[[ Supplied text open ]]

Te Arawa’s proposal supporters argued historical rights under the Treaty of Waitangi while those attached to the society said they could not support anything other than the one-man-one-vote principle. A Te Arawa Standing Committee formed in 1993 was found to have no influence when Chadwick replaced Kevin Winters as mayor in 2013. The committee was subsequently suspended while the council searched for new accommodation with Te Arawa as obliged by the Local Government Act.
Book ending Te Arawa’s proposal was knowledge that at least two other territorial authorities – Marlborough and Waipa – had found no bother in Maori inclusion, with voting rights, around their tables. The Mayor of Marlborough, Alistair Sowman, told me in an interview the model was working well there.
Yet, Maoridom, with 35 marae in Rotorua, has a denser population. While it has several councillors – Trevor Maxwell, Merepeka Raukawa-Tait and Tania Tapsell – with direct Te Arawa links, they were elected at large.
As 20-year-old councillor Tania Tapsell told today’s meeting: “We have no right to represent Te Arawa; we represent the whole of the community.”
Volumes of letters to the Rotorua Daily Post and community paper Rotorua Review were analysed by the council which may have missed a trick or two in its assessment. It jumbled the letters into pros, cons and not applicables on the Te Arawa topic, with a majority favouring those against the proposal. Not apparently taken into account was that six pro society members had written 53 of the letters which appeared, stacking the percentages in their favour.
Throughout an issue which has clearly divided sections of Rotorua, references fractiously were made to the regimes of Hitler and Saddam Hussein, with one submitter and society member former councillor Cliff Lee introducing current affairs, as the riots in Baltimore had that very morning dominated news agencies.
One councillor saddened by what has rivened the community is Glenys Searancke, whose late husband Graham, a Maori, was descended from the north Waikato Herangi iwi. She voted against the proposal primarily in support of 60% of Maori in Rotorua not attached to Te Arawa.
But proponents argued that since a document in the late 1800s called the Fenton Agreement had by and large dissipated over succeeding decades Maori had become irrelevant in the running of the town. This they wanted to redress, as Maori had over many years donated land to the Crown, which it had supported ironically to protect is resources (land). Maori had concluded in the 1880s it was best to sidle with the Crown than oppose it and face the humiliation of land confiscation. It was well aware of government land rapacity outside its bailiwick.
One local chemist, Ian Edward, whose brother a dentist Stewart Edward a former chairman of the Lakes District Health Board, explains Te Arawa’s generosity this way: “Whenever tourists enter my shop I open a map of Rotorua, showing how generous Te Arawa have been,” Edward said.
On the map, he said Kuirau Park to the west was donated; the hospital to the north on Pukeroa Hill likewise; to the east the self explanatory Government Gardens; and to the south former railway land now back in Maori or Ngati Whakaue control as a large mall.
While the society has lost this round, it will no doubt suspend its next action for a month while it gauges public reaction through letters to the editor in our newspapers. It’s safe wager, given recent form, most of these letters will come from society members, sanctioned by Macpherson, who has said he would use every legal means of protest against the proposal.
So far, not everything has been above board: the little matter of whether he was text messaging councillors at the hearings is a form of corruption of the process and needs an answer.

[[ Supplied text closed ]]
[[ Dataset extract open ]]

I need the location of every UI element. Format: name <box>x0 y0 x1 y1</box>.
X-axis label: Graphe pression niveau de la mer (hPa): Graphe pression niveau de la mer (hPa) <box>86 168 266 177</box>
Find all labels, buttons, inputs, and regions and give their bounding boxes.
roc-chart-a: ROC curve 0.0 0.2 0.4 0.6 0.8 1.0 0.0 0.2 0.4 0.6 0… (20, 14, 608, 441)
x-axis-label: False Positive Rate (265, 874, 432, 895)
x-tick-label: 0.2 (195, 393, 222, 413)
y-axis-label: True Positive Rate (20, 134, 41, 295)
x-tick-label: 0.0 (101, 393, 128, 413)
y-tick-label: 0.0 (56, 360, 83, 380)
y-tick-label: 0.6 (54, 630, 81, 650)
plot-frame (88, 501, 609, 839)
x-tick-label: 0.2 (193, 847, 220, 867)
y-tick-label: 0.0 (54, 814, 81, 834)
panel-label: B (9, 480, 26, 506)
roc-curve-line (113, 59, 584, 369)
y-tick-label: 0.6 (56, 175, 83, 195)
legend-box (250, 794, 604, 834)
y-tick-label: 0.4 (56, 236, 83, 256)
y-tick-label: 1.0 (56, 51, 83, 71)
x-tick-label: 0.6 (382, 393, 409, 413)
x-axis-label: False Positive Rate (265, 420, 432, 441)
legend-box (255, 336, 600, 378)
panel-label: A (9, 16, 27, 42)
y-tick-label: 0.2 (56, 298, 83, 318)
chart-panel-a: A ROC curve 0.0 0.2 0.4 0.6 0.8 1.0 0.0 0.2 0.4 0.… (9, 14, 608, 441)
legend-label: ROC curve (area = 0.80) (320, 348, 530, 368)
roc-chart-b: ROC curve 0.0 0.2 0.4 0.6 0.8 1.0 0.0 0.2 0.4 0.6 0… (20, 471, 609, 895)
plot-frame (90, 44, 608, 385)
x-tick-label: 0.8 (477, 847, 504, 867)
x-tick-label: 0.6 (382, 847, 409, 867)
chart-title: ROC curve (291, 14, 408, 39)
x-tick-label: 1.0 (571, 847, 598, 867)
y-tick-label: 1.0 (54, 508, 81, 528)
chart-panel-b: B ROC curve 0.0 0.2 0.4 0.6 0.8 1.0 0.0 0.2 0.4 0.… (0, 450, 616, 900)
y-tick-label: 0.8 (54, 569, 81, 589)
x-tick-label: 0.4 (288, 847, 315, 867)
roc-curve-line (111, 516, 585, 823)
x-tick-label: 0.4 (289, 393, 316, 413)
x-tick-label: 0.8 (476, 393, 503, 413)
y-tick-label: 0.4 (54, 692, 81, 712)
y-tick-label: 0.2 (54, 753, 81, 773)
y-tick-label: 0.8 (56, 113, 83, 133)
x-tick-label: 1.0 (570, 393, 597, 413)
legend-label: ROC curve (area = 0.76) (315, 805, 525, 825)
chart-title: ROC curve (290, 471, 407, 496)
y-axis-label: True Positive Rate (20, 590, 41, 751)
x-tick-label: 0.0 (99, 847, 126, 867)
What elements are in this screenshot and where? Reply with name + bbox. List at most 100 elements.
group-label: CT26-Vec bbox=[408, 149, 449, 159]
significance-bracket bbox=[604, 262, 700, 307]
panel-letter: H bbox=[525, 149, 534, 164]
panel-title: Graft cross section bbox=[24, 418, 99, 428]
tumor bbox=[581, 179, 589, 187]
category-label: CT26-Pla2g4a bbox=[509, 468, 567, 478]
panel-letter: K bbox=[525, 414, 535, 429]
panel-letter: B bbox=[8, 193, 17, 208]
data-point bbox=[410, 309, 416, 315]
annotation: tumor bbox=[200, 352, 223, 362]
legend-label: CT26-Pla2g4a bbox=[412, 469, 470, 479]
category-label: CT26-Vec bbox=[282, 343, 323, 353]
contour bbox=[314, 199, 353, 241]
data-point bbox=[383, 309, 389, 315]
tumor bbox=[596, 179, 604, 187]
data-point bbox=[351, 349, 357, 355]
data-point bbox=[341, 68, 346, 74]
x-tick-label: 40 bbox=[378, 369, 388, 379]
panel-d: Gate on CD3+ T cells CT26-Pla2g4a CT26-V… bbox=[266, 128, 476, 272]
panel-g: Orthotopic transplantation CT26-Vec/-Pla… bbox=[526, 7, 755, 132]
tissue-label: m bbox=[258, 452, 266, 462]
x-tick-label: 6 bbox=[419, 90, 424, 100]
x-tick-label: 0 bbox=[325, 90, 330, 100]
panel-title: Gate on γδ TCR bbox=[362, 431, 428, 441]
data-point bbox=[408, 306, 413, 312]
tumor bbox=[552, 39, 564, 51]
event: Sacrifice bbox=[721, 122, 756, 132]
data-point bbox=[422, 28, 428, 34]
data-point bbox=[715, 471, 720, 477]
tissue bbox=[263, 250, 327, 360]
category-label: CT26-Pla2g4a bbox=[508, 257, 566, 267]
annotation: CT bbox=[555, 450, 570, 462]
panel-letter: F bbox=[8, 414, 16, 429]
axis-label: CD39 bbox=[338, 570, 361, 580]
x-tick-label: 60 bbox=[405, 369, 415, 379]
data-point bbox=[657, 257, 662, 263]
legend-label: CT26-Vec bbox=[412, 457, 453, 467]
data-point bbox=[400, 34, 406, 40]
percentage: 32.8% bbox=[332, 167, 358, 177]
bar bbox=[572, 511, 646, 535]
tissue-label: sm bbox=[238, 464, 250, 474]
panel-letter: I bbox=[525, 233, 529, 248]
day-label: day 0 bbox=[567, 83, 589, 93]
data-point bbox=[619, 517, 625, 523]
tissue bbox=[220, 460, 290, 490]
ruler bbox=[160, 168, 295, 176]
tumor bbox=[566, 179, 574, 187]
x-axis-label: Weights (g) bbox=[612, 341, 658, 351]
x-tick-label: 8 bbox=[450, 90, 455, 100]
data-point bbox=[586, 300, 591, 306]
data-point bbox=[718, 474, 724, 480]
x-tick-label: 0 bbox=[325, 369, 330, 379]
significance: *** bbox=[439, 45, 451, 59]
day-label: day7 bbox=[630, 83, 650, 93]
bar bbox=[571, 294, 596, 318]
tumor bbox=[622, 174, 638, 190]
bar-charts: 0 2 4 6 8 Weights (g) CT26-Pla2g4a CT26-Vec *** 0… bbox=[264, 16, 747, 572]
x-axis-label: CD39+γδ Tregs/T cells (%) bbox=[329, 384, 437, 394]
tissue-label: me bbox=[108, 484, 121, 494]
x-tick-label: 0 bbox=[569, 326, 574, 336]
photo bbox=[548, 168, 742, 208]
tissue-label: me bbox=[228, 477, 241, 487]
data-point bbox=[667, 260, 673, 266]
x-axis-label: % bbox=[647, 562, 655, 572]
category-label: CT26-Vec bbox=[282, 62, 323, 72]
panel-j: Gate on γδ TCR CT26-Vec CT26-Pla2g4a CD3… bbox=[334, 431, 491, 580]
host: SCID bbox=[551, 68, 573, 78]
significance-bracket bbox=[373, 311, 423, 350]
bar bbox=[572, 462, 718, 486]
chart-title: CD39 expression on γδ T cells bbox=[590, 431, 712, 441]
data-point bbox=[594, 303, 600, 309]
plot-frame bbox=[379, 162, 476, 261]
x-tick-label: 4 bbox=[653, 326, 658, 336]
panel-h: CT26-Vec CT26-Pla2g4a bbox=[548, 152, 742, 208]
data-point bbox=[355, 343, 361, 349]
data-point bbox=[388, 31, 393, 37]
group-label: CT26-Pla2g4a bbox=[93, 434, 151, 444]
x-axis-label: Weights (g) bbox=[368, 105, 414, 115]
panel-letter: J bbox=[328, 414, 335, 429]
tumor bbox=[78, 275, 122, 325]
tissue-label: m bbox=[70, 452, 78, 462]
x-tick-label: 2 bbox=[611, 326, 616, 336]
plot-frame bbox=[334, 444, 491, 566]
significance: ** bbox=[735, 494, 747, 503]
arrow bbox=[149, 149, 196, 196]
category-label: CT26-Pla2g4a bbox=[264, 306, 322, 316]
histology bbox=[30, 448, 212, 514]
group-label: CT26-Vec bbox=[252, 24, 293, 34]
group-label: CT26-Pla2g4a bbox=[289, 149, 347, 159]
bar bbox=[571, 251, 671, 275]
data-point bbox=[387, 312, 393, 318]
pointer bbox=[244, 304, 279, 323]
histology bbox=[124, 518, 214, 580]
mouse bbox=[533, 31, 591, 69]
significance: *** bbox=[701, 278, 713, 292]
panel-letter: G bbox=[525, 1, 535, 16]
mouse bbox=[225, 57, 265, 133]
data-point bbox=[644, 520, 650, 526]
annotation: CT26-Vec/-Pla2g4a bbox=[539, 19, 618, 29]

[[ Dataset extract closed ]]

▸ Work request:
Translate this sentence from the article about the Te Arawa proposal in Rotorua into Spanish: "Yet, Maoridom, with 35 marae in Rotorua, has a denser population."

▸ Output of the exercise:
Sin embargo, el mundo maorí, con 35 marae en Rotorua, tiene una población más densa.